• DESCRIPTION OF THE TASK: Beginning with the line that contains "What's the underlying", retype the entries below exactly, ending with the line that contains "Extract the structured". Leave out any pictures.
[start of PROVIDED MATERIAL]
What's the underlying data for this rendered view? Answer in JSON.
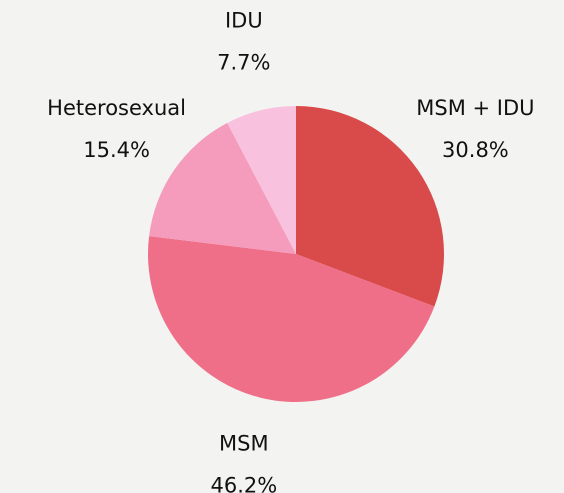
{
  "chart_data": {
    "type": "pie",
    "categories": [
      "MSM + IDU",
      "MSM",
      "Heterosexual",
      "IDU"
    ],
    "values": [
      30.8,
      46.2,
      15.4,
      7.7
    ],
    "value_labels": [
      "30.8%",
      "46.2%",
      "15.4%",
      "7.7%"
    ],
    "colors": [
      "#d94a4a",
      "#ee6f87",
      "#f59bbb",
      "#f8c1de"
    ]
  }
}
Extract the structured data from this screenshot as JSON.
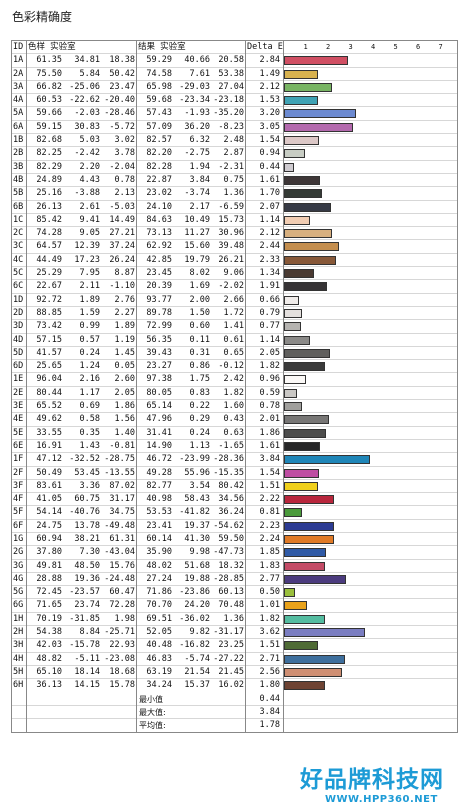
[end of PROVIDED MATERIAL]
[start of PROVIDED MATERIAL]
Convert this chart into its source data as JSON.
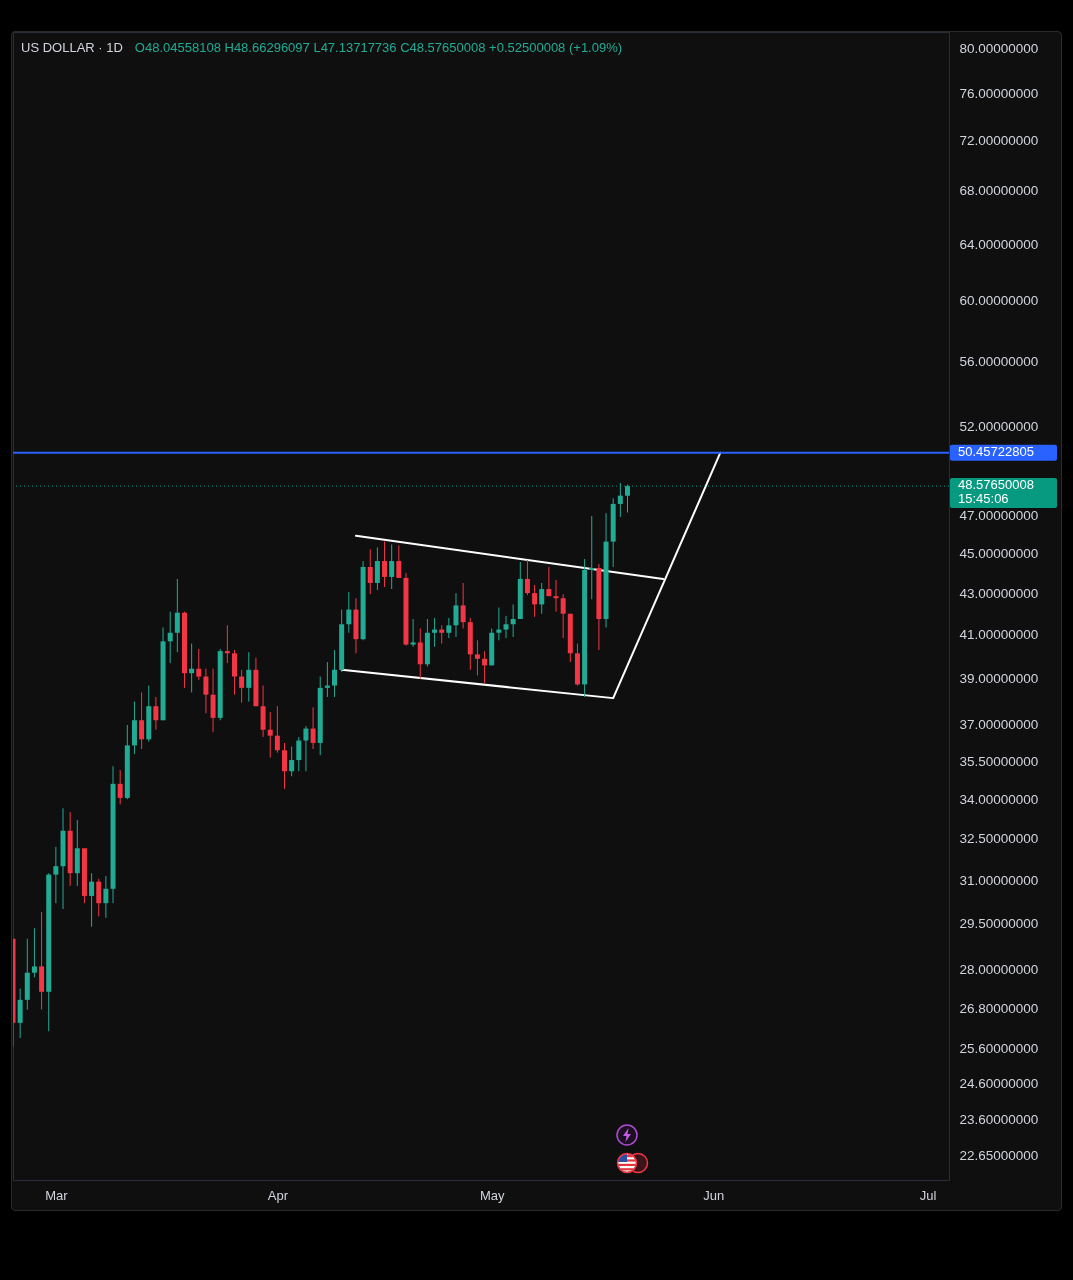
[end of PROVIDED MATERIAL]
• SOLUTION TO THIS TASK:
What's the underlying data for this rendered view? Answer in JSON.
{
  "chart_data": {
    "type": "pie",
    "categories": [
      "MSM + IDU",
      "MSM",
      "Heterosexual",
      "IDU"
    ],
    "values": [
      30.8,
      46.2,
      15.4,
      7.7
    ],
    "value_labels": [
      "30.8%",
      "46.2%",
      "15.4%",
      "7.7%"
    ],
    "colors": [
      "#d94a4a",
      "#ee6f87",
      "#f59bbb",
      "#f8c1de"
    ]
  }
}
Extract the structured data from this screenshot as JSON.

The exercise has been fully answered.